### WRITTEN PROBLEM
Quote every one of the following items word for word, with nothing left out or changed.

Layout region records
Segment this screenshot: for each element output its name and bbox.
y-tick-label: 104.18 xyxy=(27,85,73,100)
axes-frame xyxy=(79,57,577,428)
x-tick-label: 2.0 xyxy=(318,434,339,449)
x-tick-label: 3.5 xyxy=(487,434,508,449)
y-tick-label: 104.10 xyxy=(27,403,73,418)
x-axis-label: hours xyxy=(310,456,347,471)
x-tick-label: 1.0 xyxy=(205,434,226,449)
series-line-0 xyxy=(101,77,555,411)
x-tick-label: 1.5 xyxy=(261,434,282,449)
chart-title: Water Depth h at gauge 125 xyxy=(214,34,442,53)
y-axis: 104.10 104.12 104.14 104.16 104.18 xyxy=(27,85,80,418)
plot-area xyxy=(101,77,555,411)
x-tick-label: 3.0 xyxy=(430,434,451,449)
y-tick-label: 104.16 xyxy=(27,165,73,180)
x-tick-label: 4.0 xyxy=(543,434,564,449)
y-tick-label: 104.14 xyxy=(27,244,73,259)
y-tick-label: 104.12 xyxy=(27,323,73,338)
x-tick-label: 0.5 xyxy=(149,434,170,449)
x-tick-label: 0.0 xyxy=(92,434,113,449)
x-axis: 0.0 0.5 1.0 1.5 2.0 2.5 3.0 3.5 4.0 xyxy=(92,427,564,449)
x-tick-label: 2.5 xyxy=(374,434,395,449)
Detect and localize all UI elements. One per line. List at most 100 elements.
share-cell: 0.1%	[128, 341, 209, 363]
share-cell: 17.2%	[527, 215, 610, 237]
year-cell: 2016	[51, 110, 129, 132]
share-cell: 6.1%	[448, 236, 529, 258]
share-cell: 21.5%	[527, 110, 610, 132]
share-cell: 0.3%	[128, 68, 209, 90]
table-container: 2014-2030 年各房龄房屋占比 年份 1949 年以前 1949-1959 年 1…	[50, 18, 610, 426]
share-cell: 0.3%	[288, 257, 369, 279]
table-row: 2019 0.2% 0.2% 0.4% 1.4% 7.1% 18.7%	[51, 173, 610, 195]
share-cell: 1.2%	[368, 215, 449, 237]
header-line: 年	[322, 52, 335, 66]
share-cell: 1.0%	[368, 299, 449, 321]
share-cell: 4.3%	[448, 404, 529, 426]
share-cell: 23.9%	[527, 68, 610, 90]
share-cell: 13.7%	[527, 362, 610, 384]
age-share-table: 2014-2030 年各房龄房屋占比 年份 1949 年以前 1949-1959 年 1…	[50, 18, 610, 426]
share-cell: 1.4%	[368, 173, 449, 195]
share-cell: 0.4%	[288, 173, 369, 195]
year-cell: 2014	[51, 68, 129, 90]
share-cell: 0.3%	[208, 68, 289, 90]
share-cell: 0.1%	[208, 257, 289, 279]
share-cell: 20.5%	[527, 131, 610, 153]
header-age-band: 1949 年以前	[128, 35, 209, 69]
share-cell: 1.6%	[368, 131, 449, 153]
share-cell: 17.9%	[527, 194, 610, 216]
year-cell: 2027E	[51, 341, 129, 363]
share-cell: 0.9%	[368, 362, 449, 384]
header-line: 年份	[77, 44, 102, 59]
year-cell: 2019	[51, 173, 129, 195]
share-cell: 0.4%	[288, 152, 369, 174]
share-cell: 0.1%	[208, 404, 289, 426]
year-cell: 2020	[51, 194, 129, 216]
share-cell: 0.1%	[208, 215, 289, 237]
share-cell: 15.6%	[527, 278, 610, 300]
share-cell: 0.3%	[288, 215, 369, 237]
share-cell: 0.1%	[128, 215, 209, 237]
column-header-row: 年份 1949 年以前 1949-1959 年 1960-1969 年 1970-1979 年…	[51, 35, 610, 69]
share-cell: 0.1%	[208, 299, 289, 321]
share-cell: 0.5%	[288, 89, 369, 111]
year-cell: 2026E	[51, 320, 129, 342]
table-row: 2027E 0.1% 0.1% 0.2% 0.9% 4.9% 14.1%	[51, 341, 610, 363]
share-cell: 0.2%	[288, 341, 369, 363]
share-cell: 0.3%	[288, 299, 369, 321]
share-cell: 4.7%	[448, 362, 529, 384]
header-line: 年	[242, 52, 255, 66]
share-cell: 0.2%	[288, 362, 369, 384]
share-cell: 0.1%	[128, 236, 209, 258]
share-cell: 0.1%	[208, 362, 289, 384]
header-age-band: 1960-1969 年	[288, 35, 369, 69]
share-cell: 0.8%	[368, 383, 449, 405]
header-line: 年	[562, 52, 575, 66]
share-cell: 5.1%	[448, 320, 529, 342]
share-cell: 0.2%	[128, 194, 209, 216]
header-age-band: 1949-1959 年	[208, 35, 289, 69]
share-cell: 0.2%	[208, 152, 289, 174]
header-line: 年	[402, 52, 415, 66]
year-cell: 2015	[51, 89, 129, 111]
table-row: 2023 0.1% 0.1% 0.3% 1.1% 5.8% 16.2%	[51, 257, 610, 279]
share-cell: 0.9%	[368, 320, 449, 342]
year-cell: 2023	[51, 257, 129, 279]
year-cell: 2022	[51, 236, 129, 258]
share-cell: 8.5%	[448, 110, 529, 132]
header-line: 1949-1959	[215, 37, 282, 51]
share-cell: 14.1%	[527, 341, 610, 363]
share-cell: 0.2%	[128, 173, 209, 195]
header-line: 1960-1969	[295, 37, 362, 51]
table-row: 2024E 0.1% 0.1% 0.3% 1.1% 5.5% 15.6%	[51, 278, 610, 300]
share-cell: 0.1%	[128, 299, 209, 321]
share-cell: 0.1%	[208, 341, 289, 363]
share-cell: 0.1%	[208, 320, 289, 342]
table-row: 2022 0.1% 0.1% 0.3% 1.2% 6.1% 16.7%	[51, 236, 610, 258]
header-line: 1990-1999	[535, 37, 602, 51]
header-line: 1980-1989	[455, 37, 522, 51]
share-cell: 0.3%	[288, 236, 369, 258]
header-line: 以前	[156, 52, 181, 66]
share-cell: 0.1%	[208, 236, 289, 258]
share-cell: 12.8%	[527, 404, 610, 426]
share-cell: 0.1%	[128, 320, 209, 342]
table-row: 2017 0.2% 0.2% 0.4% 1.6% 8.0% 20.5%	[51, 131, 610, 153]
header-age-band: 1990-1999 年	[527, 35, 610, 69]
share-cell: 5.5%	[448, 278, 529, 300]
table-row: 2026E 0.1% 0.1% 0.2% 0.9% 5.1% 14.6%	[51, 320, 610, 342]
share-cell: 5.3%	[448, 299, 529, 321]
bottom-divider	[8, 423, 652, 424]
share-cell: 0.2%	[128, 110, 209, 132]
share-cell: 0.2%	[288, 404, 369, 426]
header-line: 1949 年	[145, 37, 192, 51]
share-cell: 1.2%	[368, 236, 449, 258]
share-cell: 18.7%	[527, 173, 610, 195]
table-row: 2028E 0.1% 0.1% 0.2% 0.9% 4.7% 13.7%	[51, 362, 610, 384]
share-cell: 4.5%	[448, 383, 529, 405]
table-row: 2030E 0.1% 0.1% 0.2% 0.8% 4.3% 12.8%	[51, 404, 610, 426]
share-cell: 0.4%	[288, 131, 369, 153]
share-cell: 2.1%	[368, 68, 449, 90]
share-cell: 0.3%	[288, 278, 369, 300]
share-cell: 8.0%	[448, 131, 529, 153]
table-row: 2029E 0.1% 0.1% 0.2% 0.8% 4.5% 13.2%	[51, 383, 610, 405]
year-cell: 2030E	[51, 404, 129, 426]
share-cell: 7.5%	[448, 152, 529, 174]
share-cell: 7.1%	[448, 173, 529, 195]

### WRITTEN ANSWER
Segment this screenshot: for each element output its name and bbox.
y-tick-label: 104.18 xyxy=(27,85,73,100)
axes-frame xyxy=(79,57,577,428)
x-tick-label: 2.0 xyxy=(318,434,339,449)
x-tick-label: 3.5 xyxy=(487,434,508,449)
y-tick-label: 104.10 xyxy=(27,403,73,418)
x-axis-label: hours xyxy=(310,456,347,471)
x-tick-label: 1.0 xyxy=(205,434,226,449)
series-line-0 xyxy=(101,77,555,411)
x-tick-label: 1.5 xyxy=(261,434,282,449)
chart-title: Water Depth h at gauge 125 xyxy=(214,34,442,53)
y-axis: 104.10 104.12 104.14 104.16 104.18 xyxy=(27,85,80,418)
plot-area xyxy=(101,77,555,411)
x-tick-label: 3.0 xyxy=(430,434,451,449)
y-tick-label: 104.16 xyxy=(27,165,73,180)
x-tick-label: 4.0 xyxy=(543,434,564,449)
y-tick-label: 104.14 xyxy=(27,244,73,259)
y-tick-label: 104.12 xyxy=(27,323,73,338)
x-tick-label: 0.5 xyxy=(149,434,170,449)
x-tick-label: 0.0 xyxy=(92,434,113,449)
x-axis: 0.0 0.5 1.0 1.5 2.0 2.5 3.0 3.5 4.0 xyxy=(92,427,564,449)
x-tick-label: 2.5 xyxy=(374,434,395,449)
Detect and localize all UI elements. One per line. List at most 100 elements.
share-cell: 0.1%	[128, 341, 209, 363]
share-cell: 17.2%	[527, 215, 610, 237]
year-cell: 2016	[51, 110, 129, 132]
share-cell: 6.1%	[448, 236, 529, 258]
share-cell: 21.5%	[527, 110, 610, 132]
share-cell: 0.3%	[128, 68, 209, 90]
table-container: 2014-2030 年各房龄房屋占比 年份 1949 年以前 1949-1959 年 1…	[50, 18, 610, 426]
share-cell: 0.3%	[288, 257, 369, 279]
table-row: 2019 0.2% 0.2% 0.4% 1.4% 7.1% 18.7%	[51, 173, 610, 195]
share-cell: 1.2%	[368, 215, 449, 237]
header-line: 年	[322, 52, 335, 66]
share-cell: 1.0%	[368, 299, 449, 321]
share-cell: 4.3%	[448, 404, 529, 426]
share-cell: 23.9%	[527, 68, 610, 90]
share-cell: 13.7%	[527, 362, 610, 384]
age-share-table: 2014-2030 年各房龄房屋占比 年份 1949 年以前 1949-1959 年 1…	[50, 18, 610, 426]
share-cell: 1.4%	[368, 173, 449, 195]
share-cell: 0.4%	[288, 173, 369, 195]
year-cell: 2014	[51, 68, 129, 90]
share-cell: 0.3%	[208, 68, 289, 90]
share-cell: 0.1%	[208, 257, 289, 279]
share-cell: 20.5%	[527, 131, 610, 153]
header-age-band: 1949 年以前	[128, 35, 209, 69]
share-cell: 1.6%	[368, 131, 449, 153]
share-cell: 17.9%	[527, 194, 610, 216]
year-cell: 2027E	[51, 341, 129, 363]
share-cell: 0.9%	[368, 362, 449, 384]
header-line: 年份	[77, 44, 102, 59]
year-cell: 2019	[51, 173, 129, 195]
share-cell: 0.4%	[288, 152, 369, 174]
share-cell: 0.1%	[208, 404, 289, 426]
year-cell: 2020	[51, 194, 129, 216]
share-cell: 0.1%	[208, 215, 289, 237]
share-cell: 15.6%	[527, 278, 610, 300]
share-cell: 0.3%	[288, 215, 369, 237]
share-cell: 0.1%	[128, 215, 209, 237]
column-header-row: 年份 1949 年以前 1949-1959 年 1960-1969 年 1970-1979 年…	[51, 35, 610, 69]
share-cell: 0.1%	[208, 299, 289, 321]
share-cell: 0.5%	[288, 89, 369, 111]
year-cell: 2026E	[51, 320, 129, 342]
table-row: 2027E 0.1% 0.1% 0.2% 0.9% 4.9% 14.1%	[51, 341, 610, 363]
share-cell: 0.2%	[288, 341, 369, 363]
share-cell: 0.3%	[288, 299, 369, 321]
share-cell: 4.7%	[448, 362, 529, 384]
header-line: 年	[242, 52, 255, 66]
share-cell: 0.2%	[288, 362, 369, 384]
share-cell: 0.1%	[128, 236, 209, 258]
share-cell: 0.1%	[208, 362, 289, 384]
header-age-band: 1960-1969 年	[288, 35, 369, 69]
share-cell: 0.8%	[368, 383, 449, 405]
header-line: 年	[562, 52, 575, 66]
share-cell: 5.1%	[448, 320, 529, 342]
share-cell: 0.2%	[128, 194, 209, 216]
header-age-band: 1949-1959 年	[208, 35, 289, 69]
share-cell: 0.2%	[208, 152, 289, 174]
header-line: 年	[402, 52, 415, 66]
year-cell: 2015	[51, 89, 129, 111]
table-row: 2023 0.1% 0.1% 0.3% 1.1% 5.8% 16.2%	[51, 257, 610, 279]
share-cell: 0.9%	[368, 320, 449, 342]
year-cell: 2023	[51, 257, 129, 279]
year-cell: 2022	[51, 236, 129, 258]
share-cell: 8.5%	[448, 110, 529, 132]
header-line: 1949-1959	[215, 37, 282, 51]
share-cell: 14.1%	[527, 341, 610, 363]
share-cell: 0.2%	[128, 173, 209, 195]
header-line: 1960-1969	[295, 37, 362, 51]
table-row: 2024E 0.1% 0.1% 0.3% 1.1% 5.5% 15.6%	[51, 278, 610, 300]
share-cell: 0.1%	[128, 299, 209, 321]
share-cell: 0.1%	[208, 341, 289, 363]
share-cell: 0.1%	[208, 320, 289, 342]
table-row: 2022 0.1% 0.1% 0.3% 1.2% 6.1% 16.7%	[51, 236, 610, 258]
header-line: 1990-1999	[535, 37, 602, 51]
header-line: 1980-1989	[455, 37, 522, 51]
share-cell: 0.3%	[288, 236, 369, 258]
header-line: 以前	[156, 52, 181, 66]
share-cell: 0.1%	[208, 236, 289, 258]
share-cell: 12.8%	[527, 404, 610, 426]
share-cell: 0.1%	[128, 320, 209, 342]
table-row: 2017 0.2% 0.2% 0.4% 1.6% 8.0% 20.5%	[51, 131, 610, 153]
header-age-band: 1990-1999 年	[527, 35, 610, 69]
share-cell: 5.5%	[448, 278, 529, 300]
table-row: 2026E 0.1% 0.1% 0.2% 0.9% 5.1% 14.6%	[51, 320, 610, 342]
share-cell: 5.3%	[448, 299, 529, 321]
bottom-divider	[8, 423, 652, 424]
share-cell: 0.2%	[128, 110, 209, 132]
share-cell: 0.2%	[288, 404, 369, 426]
header-line: 1949 年	[145, 37, 192, 51]
share-cell: 1.2%	[368, 236, 449, 258]
share-cell: 18.7%	[527, 173, 610, 195]
table-row: 2028E 0.1% 0.1% 0.2% 0.9% 4.7% 13.7%	[51, 362, 610, 384]
share-cell: 4.5%	[448, 383, 529, 405]
table-row: 2030E 0.1% 0.1% 0.2% 0.8% 4.3% 12.8%	[51, 404, 610, 426]
share-cell: 0.4%	[288, 131, 369, 153]
share-cell: 2.1%	[368, 68, 449, 90]
share-cell: 0.3%	[288, 278, 369, 300]
share-cell: 8.0%	[448, 131, 529, 153]
table-row: 2029E 0.1% 0.1% 0.2% 0.8% 4.5% 13.2%	[51, 383, 610, 405]
year-cell: 2030E	[51, 404, 129, 426]
share-cell: 7.5%	[448, 152, 529, 174]
share-cell: 7.1%	[448, 173, 529, 195]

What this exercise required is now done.